Article:
★ ★ ★

Lorsque j’ai été mise sous contrat, les managers ont voulu changer ma couleur de cheveux, ceci ou cela. J’ai eu beaucoup de mal avec ça parce que je voulais rester totalement libre de mes choix. Je ne suis pas Mireille Mathieu, cela ne va pas avec ma personnalité. Je suis comme on dit « belle et rebelle ». Cette rébellion fait que j’ai du mal à rentrer dans le moule. Il ne faut pas succomber au système. Il faut rester libre de ses choix et ne pas suivre la mode.

« Nous avons tous le choix, et c’est à nous de faire le bon »

Diriez-vous que vous êtes fataliste ?
Il faut accepter le destin, c’est comme ça. Je l’ai appris de ma mère qui avait des origines asiatiques et ça m’énervait toujours un peu de voir à quel point elle acceptait sa destinée. Moi, je refusais d’accepter que nous vivions du mauvais côté de la rue et j’enviais les belles maisons que je voyais en face.
Fataliste n’est peut-être pas le mot juste. Nous avons tous le choix, et c’est à nous de faire le bon. Mais il y a certainement des implications, des conjonctions décidées dans les étoiles, dans le cosmos. Mais au dernier moment, c’est nous qui prenons la décision. On ne peut s’en prendre qu’à soi-même lorsque tout va mal.
Je crois par contre beaucoup au destin, que tout est écrit. De toute façon, je n’ai pas de plan de carrière. Les choses arrivent toutes seules, et je crois beaucoup à cette espèce de mentalité tzigane. Il faut vivre le monde, sa vie, minute par minute. Il ne faut plus penser à ce qu’on a fait hier, parce que c’est trop tard, ni à demain parce qu’on ne sait pas ce qui se passera. L’instant présent est le plus important pour moi.

★ ★ ★

Liste des tâches:
1. D'après l'article, de qui la personne interrogée a-t-elle appris qu'il faut accepter le destin ?
2. Recopiez le passage de l'article qui va de « Je crois par » à « important pour moi. ».
3. Indiquez si chacune des affirmations suivantes concorde avec l'article, en répondant par oui ou par non et en citant les mots décisifs : (a) la personne interrogée affirme avoir un plan de carrière ; (b) les managers ont voulu modifier sa couleur de cheveux ; (c) l'instant présent est ce qui compte le plus pour la personne interrogée.

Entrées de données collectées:

★ ★ ★

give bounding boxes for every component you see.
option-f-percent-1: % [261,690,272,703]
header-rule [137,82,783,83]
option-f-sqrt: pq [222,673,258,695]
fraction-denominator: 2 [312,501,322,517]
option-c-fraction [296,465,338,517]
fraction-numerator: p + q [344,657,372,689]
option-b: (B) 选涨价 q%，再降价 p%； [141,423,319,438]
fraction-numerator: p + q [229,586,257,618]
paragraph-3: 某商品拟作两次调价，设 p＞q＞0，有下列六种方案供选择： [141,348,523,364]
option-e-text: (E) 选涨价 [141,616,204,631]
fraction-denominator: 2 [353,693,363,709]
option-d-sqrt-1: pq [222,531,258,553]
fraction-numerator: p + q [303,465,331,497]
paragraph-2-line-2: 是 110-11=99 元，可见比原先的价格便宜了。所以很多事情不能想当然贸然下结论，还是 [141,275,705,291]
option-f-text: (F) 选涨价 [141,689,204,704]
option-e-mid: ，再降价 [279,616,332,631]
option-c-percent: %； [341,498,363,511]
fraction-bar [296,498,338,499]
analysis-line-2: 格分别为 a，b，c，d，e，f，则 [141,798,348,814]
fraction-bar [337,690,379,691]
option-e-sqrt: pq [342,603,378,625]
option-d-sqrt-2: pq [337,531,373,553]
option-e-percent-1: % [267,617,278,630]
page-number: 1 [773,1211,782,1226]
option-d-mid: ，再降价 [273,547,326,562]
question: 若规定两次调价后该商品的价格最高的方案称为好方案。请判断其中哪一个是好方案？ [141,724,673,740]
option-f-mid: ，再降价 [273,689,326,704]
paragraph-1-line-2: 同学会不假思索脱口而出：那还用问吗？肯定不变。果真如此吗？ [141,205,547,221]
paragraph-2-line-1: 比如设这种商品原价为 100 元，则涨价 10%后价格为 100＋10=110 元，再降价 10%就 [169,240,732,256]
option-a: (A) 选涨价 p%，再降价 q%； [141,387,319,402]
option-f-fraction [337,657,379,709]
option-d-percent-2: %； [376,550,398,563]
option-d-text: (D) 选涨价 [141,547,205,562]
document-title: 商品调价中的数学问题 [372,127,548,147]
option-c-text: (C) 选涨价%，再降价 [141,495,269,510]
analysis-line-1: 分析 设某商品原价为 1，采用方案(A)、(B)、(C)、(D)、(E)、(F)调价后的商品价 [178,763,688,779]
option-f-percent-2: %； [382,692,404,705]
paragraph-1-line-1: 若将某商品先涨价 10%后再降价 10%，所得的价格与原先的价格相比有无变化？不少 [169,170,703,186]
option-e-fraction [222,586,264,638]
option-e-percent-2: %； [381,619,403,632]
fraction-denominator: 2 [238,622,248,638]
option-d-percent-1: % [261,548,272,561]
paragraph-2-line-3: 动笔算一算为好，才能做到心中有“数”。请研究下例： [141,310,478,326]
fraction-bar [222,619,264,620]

★ ★ ★

Réponses par tâche:
1. De sa mère, qui avait des origines asiatiques.

2.
Je crois par contre beaucoup au destin, que tout est écrit. De toute façon, je n’ai pas de plan de carrière. Les choses arrivent toutes seules, et je crois beaucoup à cette espèce de mentalité tzigane. Il faut vivre le monde, sa vie, minute par minute. Il ne faut plus penser à ce qu’on a fait hier, parce que c’est trop tard, ni à demain parce qu’on ne sait pas ce qui se passera. L’instant présent est le plus important pour moi.

3.
(a) Non : « je n’ai pas de plan de carrière ».
(b) Oui : « les managers ont voulu changer ma couleur de cheveux ».
(c) Oui : « L’instant présent est le plus important pour moi. »